> _The records_:
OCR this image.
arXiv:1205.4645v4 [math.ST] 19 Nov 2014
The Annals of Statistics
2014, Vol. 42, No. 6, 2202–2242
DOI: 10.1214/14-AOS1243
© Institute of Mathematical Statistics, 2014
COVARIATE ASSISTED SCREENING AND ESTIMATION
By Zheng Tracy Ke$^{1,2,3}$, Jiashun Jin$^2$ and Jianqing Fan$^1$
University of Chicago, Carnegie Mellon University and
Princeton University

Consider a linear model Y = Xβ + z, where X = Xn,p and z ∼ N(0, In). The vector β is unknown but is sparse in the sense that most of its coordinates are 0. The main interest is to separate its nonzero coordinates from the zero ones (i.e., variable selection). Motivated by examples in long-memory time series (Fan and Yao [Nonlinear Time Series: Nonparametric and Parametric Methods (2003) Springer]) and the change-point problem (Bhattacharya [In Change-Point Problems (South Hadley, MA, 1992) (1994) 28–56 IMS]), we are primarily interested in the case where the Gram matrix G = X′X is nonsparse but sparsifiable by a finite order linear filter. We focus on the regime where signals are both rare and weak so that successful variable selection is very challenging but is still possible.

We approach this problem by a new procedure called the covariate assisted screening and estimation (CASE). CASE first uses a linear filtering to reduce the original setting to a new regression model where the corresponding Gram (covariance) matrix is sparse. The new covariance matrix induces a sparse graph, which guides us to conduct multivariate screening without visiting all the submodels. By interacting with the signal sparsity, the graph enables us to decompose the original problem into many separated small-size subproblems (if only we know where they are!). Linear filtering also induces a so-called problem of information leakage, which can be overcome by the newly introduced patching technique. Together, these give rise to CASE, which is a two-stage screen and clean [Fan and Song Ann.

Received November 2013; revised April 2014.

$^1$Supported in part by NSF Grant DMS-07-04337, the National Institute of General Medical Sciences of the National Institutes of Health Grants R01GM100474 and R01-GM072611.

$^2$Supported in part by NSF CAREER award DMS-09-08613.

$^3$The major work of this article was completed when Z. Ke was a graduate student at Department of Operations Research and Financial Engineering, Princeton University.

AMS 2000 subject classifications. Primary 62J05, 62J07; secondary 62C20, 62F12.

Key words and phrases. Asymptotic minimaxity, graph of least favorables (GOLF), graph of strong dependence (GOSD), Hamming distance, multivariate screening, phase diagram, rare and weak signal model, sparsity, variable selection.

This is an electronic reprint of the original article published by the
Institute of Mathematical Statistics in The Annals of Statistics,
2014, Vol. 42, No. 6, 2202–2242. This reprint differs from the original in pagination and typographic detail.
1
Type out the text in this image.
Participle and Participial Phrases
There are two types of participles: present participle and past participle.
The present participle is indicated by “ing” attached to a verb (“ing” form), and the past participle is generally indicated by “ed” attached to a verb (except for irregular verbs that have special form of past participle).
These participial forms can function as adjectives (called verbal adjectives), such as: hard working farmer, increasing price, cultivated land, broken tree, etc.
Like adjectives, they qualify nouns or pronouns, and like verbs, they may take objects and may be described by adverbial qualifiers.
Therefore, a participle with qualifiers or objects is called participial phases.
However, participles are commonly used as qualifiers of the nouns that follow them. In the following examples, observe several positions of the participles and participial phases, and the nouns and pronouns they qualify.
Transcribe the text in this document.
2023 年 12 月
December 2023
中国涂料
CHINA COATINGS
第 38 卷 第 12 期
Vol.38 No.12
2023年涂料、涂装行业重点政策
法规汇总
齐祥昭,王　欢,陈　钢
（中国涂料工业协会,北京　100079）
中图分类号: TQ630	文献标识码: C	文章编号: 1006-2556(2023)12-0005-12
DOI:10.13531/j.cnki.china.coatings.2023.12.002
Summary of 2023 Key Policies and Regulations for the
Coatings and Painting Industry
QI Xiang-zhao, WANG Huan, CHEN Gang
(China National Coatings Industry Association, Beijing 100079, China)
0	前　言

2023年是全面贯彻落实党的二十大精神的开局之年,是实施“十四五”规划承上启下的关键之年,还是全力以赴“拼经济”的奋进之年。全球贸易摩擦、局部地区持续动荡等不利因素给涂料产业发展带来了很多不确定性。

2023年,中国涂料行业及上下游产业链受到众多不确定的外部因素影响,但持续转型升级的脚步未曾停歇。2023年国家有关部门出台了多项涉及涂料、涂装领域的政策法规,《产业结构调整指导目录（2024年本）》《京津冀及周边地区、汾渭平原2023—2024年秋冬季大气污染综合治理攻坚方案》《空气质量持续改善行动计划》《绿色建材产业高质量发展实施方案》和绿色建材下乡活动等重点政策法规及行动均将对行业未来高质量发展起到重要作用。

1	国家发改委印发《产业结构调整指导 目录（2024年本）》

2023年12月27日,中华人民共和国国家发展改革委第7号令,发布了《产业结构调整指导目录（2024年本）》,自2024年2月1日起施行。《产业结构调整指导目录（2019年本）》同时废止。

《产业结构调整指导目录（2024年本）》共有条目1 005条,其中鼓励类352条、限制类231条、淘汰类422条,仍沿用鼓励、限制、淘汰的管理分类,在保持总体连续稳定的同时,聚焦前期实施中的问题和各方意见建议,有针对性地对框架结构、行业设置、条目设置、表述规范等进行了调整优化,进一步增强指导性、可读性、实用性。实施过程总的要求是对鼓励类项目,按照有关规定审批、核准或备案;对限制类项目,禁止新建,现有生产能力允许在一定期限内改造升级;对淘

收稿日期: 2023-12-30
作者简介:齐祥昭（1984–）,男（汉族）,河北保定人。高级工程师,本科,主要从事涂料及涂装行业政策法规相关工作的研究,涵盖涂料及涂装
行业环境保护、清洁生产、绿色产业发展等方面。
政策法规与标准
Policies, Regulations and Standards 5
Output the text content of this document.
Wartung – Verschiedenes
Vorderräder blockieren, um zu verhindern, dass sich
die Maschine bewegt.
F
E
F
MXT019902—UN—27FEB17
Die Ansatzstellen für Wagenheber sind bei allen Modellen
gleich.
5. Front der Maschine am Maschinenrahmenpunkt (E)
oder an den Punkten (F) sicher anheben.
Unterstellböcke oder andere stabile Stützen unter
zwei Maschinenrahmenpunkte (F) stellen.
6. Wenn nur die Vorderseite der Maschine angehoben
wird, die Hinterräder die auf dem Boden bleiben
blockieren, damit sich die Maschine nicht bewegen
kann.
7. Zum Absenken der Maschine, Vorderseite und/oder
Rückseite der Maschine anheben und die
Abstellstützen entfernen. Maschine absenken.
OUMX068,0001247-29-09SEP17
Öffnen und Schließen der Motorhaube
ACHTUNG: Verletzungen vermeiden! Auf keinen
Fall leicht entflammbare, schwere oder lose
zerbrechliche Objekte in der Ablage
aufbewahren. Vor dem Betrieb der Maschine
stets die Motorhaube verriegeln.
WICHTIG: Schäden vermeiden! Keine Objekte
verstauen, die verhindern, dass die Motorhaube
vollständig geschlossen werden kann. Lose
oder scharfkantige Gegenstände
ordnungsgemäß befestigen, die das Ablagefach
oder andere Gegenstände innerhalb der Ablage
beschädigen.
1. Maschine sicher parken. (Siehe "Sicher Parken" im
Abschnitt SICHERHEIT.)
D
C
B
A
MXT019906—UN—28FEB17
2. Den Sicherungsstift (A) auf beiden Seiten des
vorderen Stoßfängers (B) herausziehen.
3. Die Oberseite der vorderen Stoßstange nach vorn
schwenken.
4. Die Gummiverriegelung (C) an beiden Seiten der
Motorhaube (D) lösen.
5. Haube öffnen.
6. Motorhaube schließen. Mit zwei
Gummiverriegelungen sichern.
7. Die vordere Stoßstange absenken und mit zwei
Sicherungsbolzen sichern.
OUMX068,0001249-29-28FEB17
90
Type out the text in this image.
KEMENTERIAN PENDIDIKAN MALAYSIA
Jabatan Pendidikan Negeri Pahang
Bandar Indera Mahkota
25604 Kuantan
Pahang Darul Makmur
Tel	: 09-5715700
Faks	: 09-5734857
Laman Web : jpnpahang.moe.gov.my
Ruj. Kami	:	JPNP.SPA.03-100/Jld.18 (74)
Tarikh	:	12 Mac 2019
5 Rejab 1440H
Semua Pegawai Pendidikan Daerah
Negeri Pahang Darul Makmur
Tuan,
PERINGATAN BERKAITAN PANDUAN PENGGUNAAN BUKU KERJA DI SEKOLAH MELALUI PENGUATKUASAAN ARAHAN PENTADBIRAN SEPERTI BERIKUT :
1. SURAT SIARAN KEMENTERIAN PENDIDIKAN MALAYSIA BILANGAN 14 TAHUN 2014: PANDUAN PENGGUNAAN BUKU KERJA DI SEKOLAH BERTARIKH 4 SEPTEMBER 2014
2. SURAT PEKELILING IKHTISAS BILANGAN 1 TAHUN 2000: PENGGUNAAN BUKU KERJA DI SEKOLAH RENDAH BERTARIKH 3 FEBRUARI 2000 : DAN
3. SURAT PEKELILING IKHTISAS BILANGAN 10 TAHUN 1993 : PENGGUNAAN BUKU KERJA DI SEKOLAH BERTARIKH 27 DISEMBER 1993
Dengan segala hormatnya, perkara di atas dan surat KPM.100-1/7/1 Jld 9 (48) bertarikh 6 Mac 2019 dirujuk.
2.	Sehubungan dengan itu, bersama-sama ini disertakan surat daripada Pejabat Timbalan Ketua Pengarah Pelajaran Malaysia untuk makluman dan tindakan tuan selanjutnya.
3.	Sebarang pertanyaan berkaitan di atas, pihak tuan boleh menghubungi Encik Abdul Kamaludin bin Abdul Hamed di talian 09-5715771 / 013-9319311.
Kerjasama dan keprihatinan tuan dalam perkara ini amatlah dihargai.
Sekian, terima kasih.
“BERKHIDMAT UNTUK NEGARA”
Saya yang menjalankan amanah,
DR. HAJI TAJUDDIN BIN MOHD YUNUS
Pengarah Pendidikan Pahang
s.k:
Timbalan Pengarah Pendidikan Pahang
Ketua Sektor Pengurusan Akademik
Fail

> _Direction_: Pick out the lines containing the string "Supported" and show them.

> _Reply to the exercise_:
$^1$Supported in part by NSF Grant DMS-07-04337, the National Institute of General Medical Sciences of the National Institutes of Health Grants R01GM100474 and R01-GM072611.
$^2$Supported in part by NSF CAREER award DMS-09-08613.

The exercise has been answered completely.